(Short exercise) From the listing below, extract each entry exactly as written, minus the images.

(Data provided)
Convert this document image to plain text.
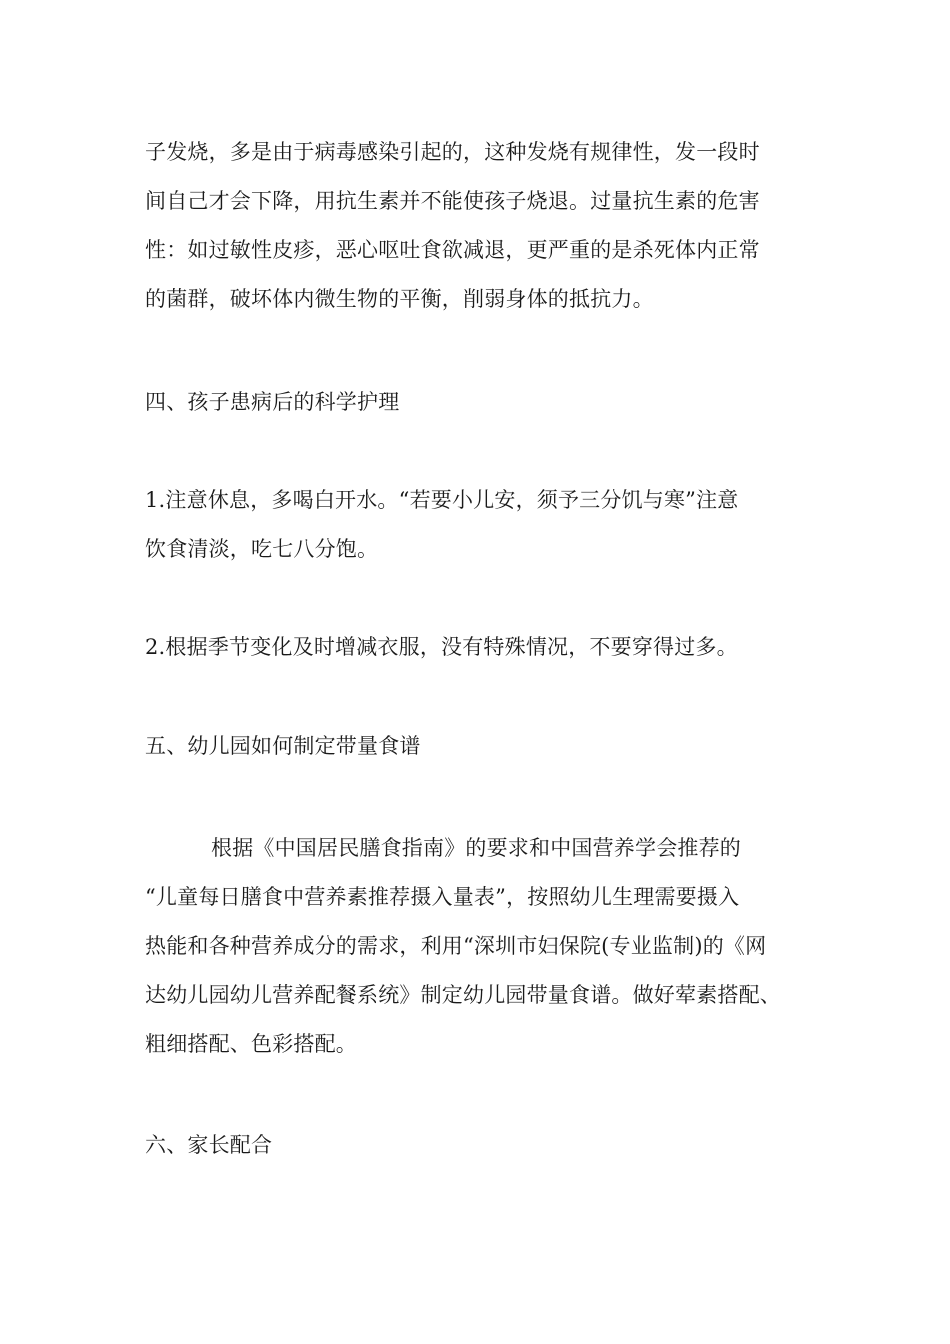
子发烧，多是由于病毒感染引起的，这种发烧有规律性，发一段时
间自己才会下降，用抗生素并不能使孩子烧退。过量抗生素的危害
性：如过敏性皮疹，恶心呕吐食欲减退，更严重的是杀死体内正常
的菌群，破坏体内微生物的平衡，削弱身体的抵抗力。
四、孩子患病后的科学护理
1.注意休息，多喝白开水。“若要小儿安，须予三分饥与寒”注意
饮食清淡，吃七八分饱。
2.根据季节变化及时增减衣服，没有特殊情况，不要穿得过多。
五、幼儿园如何制定带量食谱
根据《中国居民膳食指南》的要求和中国营养学会推荐的
“儿童每日膳食中营养素推荐摄入量表”，按照幼儿生理需要摄入
热能和各种营养成分的需求，利用“深圳市妇保院(专业监制)的《网
达幼儿园幼儿营养配餐系统》制定幼儿园带量食谱。做好荤素搭配、
粗细搭配、色彩搭配。
六、家长配合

(Answer to this exercise)
Convert this document image to plain text.
子发烧，多是由于病毒感染引起的，这种发烧有规律性，发一段时
间自己才会下降，用抗生素并不能使孩子烧退。过量抗生素的危害
性：如过敏性皮疹，恶心呕吐食欲减退，更严重的是杀死体内正常
的菌群，破坏体内微生物的平衡，削弱身体的抵抗力。
四、孩子患病后的科学护理
1.注意休息，多喝白开水。“若要小儿安，须予三分饥与寒”注意
饮食清淡，吃七八分饱。
2.根据季节变化及时增减衣服，没有特殊情况，不要穿得过多。
五、幼儿园如何制定带量食谱
根据《中国居民膳食指南》的要求和中国营养学会推荐的
“儿童每日膳食中营养素推荐摄入量表”，按照幼儿生理需要摄入
热能和各种营养成分的需求，利用“深圳市妇保院(专业监制)的《网
达幼儿园幼儿营养配餐系统》制定幼儿园带量食谱。做好荤素搭配、
粗细搭配、色彩搭配。
六、家长配合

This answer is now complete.